(Data entries)
"""
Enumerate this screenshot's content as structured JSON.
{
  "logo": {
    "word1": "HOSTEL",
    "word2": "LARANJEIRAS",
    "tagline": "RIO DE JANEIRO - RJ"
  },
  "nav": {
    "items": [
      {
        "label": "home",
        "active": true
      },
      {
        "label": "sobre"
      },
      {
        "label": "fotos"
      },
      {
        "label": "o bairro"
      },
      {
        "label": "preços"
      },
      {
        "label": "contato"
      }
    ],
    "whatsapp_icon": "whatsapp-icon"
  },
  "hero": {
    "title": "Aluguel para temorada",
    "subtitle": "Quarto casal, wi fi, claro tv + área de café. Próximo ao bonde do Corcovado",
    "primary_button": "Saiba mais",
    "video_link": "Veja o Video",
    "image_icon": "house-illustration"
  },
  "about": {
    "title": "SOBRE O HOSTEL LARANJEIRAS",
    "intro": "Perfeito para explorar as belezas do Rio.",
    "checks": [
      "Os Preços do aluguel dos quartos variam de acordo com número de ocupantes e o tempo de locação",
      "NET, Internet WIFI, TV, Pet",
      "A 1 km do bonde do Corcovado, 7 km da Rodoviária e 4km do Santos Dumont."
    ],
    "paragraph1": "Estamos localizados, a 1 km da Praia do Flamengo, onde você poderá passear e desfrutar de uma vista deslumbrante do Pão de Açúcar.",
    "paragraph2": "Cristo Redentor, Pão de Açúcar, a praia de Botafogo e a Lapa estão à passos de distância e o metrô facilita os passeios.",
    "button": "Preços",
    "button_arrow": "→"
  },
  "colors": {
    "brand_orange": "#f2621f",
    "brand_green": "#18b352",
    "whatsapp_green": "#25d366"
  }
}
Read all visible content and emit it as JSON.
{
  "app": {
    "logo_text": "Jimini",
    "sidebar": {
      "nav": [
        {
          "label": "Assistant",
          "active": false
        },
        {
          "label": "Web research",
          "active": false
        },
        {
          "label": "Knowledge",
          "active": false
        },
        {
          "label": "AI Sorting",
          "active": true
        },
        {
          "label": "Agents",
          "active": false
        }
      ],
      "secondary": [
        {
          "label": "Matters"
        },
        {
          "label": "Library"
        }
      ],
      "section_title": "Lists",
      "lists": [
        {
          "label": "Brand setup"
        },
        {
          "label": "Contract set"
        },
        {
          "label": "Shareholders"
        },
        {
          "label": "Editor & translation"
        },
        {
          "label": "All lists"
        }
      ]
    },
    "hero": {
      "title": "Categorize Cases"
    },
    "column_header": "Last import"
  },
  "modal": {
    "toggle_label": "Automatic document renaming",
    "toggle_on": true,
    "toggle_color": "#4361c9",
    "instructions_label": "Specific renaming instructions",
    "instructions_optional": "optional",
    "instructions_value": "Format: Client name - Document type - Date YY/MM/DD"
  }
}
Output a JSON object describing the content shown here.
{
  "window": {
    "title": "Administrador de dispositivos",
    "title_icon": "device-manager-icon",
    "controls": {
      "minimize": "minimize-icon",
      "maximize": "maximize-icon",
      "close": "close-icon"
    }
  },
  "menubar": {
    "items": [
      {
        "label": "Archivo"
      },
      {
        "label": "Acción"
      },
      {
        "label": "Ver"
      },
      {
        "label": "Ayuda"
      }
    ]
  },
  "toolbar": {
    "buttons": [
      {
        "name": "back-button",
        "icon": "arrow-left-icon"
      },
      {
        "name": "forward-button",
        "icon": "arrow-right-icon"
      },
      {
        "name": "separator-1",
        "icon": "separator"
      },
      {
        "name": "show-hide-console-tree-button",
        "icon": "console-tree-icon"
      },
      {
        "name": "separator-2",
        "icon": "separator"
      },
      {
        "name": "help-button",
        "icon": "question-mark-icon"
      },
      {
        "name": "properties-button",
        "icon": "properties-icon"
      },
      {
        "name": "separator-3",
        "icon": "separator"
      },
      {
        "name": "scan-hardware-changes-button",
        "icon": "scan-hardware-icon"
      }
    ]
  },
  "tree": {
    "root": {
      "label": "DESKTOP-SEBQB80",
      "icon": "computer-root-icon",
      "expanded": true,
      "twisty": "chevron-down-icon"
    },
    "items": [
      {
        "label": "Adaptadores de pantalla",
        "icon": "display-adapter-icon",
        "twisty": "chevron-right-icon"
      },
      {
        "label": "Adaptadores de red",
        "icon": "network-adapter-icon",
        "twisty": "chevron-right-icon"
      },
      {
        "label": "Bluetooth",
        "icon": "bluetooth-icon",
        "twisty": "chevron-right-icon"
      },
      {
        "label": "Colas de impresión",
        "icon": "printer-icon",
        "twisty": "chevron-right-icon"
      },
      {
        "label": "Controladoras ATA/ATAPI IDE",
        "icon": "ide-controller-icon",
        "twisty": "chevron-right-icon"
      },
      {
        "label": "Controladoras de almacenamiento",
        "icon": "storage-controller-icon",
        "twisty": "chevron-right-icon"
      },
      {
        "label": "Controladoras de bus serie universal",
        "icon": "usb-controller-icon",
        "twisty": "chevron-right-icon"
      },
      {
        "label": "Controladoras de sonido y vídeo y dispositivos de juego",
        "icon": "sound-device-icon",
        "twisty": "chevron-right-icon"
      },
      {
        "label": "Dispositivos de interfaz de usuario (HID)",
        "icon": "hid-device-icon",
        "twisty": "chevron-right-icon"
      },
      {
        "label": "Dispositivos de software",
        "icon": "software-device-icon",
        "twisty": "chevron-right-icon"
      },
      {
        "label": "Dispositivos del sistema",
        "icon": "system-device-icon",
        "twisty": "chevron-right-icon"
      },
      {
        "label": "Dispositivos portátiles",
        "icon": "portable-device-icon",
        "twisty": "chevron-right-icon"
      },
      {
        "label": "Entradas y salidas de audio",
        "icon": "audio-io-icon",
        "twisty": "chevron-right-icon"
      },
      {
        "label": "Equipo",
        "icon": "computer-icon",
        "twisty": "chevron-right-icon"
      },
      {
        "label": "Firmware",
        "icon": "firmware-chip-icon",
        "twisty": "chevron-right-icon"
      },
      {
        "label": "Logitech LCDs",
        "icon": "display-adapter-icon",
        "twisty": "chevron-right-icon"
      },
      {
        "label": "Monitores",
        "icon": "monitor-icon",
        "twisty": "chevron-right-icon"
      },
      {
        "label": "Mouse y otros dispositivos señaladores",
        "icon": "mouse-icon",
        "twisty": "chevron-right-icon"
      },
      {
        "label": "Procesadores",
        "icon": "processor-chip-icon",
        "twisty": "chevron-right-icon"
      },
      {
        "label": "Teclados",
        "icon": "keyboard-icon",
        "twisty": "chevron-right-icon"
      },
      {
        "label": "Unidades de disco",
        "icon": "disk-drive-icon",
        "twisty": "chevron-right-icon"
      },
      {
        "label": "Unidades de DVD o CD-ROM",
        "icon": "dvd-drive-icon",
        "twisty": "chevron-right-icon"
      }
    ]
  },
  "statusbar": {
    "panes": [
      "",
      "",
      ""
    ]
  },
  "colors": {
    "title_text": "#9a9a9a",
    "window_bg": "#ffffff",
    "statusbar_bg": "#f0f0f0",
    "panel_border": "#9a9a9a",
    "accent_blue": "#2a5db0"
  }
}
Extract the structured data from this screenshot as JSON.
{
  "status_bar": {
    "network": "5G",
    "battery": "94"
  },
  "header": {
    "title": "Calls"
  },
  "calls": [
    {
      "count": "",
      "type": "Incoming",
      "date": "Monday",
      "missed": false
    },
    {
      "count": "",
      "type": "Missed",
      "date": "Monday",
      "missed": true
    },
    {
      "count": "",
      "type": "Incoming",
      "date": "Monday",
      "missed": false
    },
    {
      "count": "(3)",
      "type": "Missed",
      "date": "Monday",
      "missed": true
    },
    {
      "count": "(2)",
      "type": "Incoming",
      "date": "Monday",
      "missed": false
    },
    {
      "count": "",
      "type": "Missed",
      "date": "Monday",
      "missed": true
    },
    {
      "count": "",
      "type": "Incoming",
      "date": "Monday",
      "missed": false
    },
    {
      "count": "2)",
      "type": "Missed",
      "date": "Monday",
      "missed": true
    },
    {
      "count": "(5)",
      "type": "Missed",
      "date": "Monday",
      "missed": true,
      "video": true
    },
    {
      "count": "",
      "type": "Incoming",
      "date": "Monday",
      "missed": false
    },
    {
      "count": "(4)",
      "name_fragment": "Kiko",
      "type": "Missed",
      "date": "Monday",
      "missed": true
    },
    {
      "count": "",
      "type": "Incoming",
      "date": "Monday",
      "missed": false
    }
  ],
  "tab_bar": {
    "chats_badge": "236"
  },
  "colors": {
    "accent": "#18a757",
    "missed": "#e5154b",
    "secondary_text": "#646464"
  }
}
"""
- [Given problem]: Lines of the material that contain the word "audio" are to be gathered.

- [Task solution]:
        "label": "Entradas y salidas de audio",
        "icon": "audio-io-icon",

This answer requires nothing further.